- [Data lines]:
_ _ _ _

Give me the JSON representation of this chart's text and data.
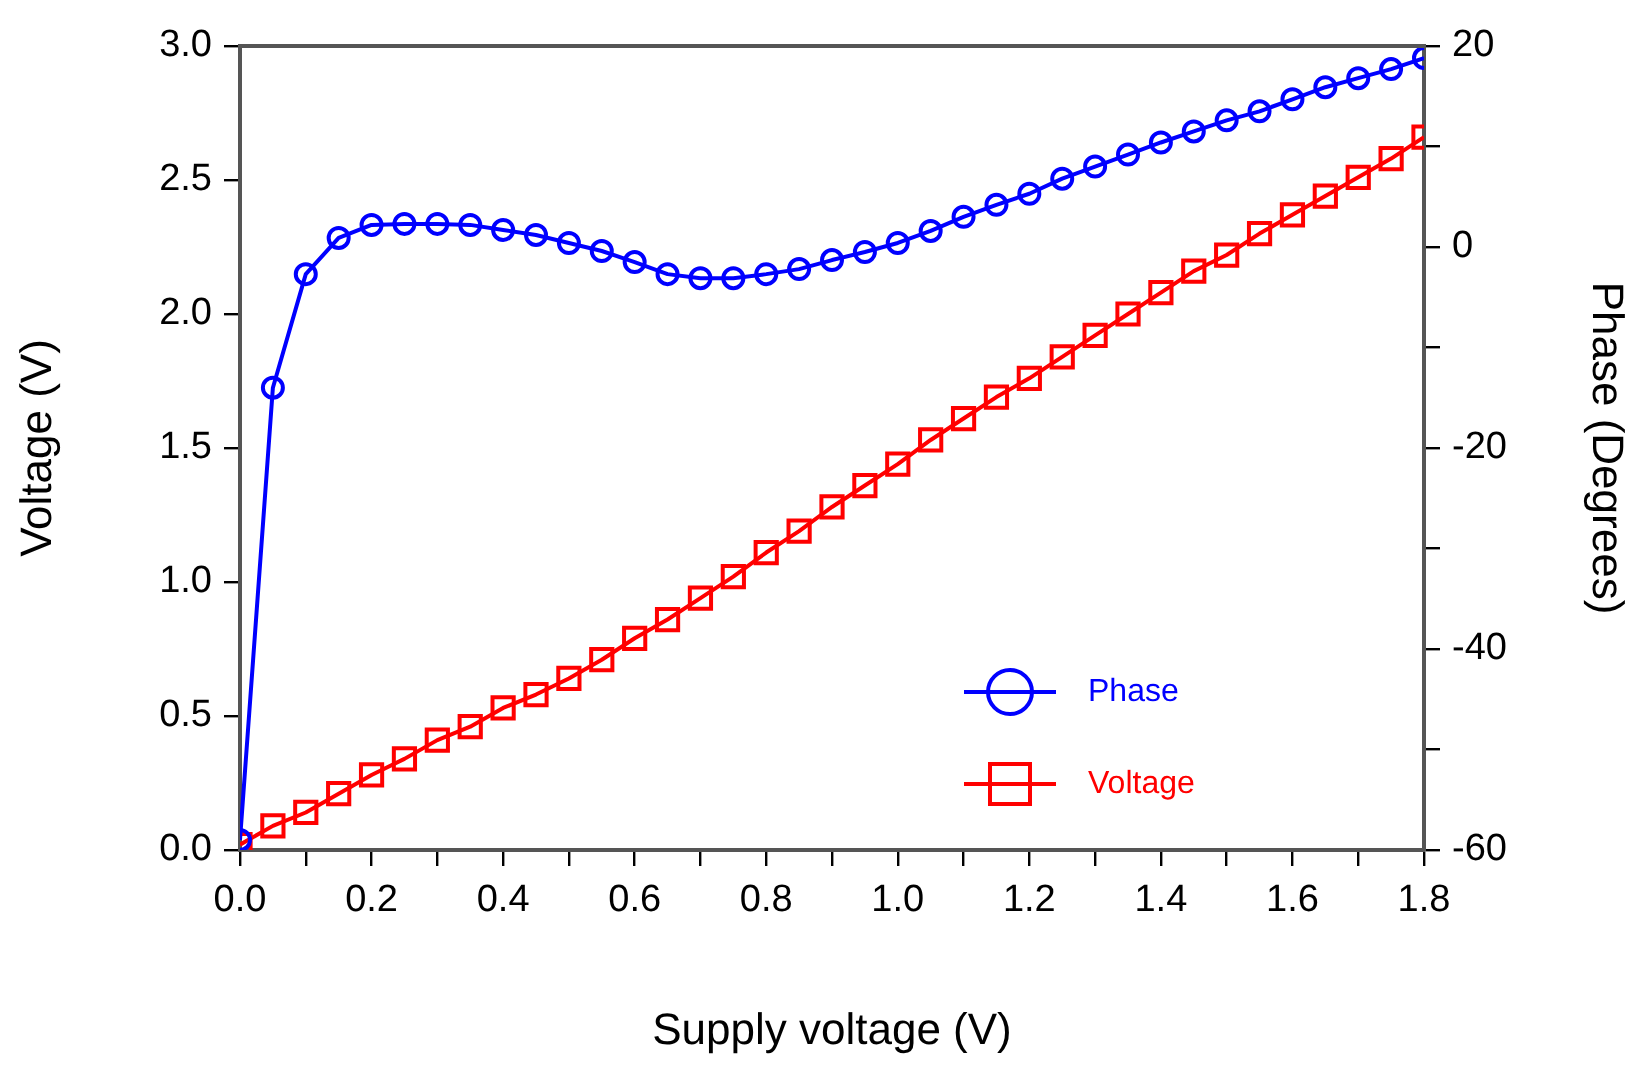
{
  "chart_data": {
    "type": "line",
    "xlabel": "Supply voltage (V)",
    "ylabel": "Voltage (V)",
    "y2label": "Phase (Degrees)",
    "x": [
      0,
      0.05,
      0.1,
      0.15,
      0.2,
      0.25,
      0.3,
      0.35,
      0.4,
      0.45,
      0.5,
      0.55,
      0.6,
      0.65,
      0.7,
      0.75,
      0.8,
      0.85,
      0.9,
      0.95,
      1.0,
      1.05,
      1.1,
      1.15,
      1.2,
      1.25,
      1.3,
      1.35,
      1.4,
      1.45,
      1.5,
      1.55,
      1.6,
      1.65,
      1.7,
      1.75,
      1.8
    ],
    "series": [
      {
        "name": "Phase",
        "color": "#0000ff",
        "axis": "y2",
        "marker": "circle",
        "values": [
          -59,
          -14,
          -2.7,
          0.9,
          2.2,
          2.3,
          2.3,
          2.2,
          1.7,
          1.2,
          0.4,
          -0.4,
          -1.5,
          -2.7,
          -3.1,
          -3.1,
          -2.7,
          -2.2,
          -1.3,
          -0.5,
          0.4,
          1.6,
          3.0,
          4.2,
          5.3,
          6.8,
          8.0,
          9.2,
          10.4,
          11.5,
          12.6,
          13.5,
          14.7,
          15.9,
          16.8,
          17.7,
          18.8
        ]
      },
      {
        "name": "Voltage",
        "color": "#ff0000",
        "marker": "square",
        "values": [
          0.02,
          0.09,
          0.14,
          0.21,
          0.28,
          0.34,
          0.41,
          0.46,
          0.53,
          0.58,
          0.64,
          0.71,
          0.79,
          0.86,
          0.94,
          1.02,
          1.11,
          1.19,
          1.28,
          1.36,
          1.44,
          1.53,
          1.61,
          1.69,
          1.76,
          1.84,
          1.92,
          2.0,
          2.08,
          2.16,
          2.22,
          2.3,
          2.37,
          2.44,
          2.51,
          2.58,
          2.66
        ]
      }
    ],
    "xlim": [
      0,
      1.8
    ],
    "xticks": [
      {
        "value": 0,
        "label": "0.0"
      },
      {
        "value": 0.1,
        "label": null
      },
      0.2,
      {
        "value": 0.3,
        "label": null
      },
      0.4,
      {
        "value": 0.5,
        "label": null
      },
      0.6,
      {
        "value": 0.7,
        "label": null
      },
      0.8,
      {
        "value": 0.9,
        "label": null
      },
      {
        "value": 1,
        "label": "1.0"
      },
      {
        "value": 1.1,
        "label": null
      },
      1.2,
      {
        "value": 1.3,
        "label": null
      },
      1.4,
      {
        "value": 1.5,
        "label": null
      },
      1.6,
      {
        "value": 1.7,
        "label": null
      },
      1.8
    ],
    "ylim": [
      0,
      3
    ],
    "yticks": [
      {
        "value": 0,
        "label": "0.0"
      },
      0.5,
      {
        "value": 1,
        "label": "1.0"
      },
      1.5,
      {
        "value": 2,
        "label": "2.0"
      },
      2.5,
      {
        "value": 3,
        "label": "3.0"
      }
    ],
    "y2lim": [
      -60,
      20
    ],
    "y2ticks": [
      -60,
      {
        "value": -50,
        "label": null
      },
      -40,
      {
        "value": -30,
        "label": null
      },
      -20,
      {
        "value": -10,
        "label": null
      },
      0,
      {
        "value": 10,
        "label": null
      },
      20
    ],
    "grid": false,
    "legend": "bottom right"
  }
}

_ _ _ _

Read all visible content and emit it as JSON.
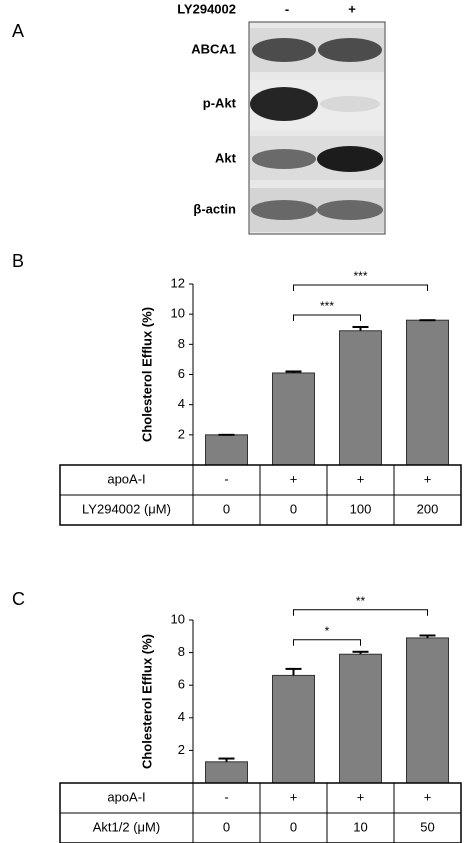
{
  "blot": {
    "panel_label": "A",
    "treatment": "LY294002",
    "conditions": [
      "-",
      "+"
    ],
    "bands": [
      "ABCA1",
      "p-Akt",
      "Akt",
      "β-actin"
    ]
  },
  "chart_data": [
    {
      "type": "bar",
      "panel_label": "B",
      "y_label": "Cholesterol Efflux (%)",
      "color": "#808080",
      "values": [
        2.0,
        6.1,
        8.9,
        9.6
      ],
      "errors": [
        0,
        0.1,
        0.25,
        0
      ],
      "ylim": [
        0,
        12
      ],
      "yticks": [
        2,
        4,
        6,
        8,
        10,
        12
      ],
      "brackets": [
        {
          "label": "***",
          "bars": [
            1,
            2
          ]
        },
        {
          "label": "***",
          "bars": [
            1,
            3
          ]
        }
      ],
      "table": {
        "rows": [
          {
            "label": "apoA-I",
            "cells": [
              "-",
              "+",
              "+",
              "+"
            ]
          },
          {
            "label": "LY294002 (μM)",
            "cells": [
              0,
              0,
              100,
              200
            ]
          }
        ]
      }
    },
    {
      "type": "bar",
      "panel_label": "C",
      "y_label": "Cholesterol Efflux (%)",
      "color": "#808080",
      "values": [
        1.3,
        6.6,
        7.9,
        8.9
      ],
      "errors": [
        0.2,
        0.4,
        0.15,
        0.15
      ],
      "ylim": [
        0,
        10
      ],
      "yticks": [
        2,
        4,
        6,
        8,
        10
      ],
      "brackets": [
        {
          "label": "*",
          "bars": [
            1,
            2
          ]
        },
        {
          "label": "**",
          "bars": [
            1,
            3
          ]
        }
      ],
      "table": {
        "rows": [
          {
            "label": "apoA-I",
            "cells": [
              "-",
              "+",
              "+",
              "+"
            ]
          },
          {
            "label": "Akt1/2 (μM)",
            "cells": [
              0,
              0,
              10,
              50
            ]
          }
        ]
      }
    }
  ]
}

_ _ _ _

- [What the task asks]:
Scan the listing above and identify each line holding the string "color"; copy every such line.

- [Response to this exercise]:
        "color": "#0000ff",
        "color": "#ff0000",
      "color": "#808080",
      "color": "#808080",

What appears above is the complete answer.